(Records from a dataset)
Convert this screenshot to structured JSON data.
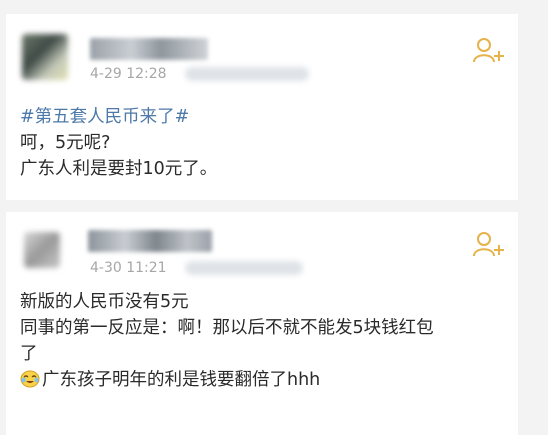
{
  "posts": [
    {
      "time": "4-29 12:28",
      "hashtag": "#第五套人民币来了#",
      "lines": [
        "呵，5元呢?",
        "广东人利是要封10元了。"
      ]
    },
    {
      "time": "4-30 11:21",
      "lines": [
        "新版的人民币没有5元",
        "同事的第一反应是：啊！那以后不就不能发5块钱红包",
        "了",
        "广东孩子明年的利是钱要翻倍了hhh"
      ],
      "emoji": "laughing-tears-emoji"
    }
  ],
  "icons": {
    "follow": "add-user-icon"
  },
  "colors": {
    "follow_icon": "#e6b24a",
    "hashtag": "#4d79a8",
    "meta": "#a7a7a7"
  }
}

◆ The task ◆
Omit all pictures while transcribing the entries verbatim.

◆ Completed exercise ◆
Convert this screenshot to structured JSON data.
{
  "posts": [
    {
      "time": "4-29 12:28",
      "hashtag": "#第五套人民币来了#",
      "lines": [
        "呵，5元呢?",
        "广东人利是要封10元了。"
      ]
    },
    {
      "time": "4-30 11:21",
      "lines": [
        "新版的人民币没有5元",
        "同事的第一反应是：啊！那以后不就不能发5块钱红包",
        "了",
        "广东孩子明年的利是钱要翻倍了hhh"
      ],
      "emoji": "laughing-tears-emoji"
    }
  ],
  "icons": {
    "follow": "add-user-icon"
  },
  "colors": {
    "follow_icon": "#e6b24a",
    "hashtag": "#4d79a8",
    "meta": "#a7a7a7"
  }
}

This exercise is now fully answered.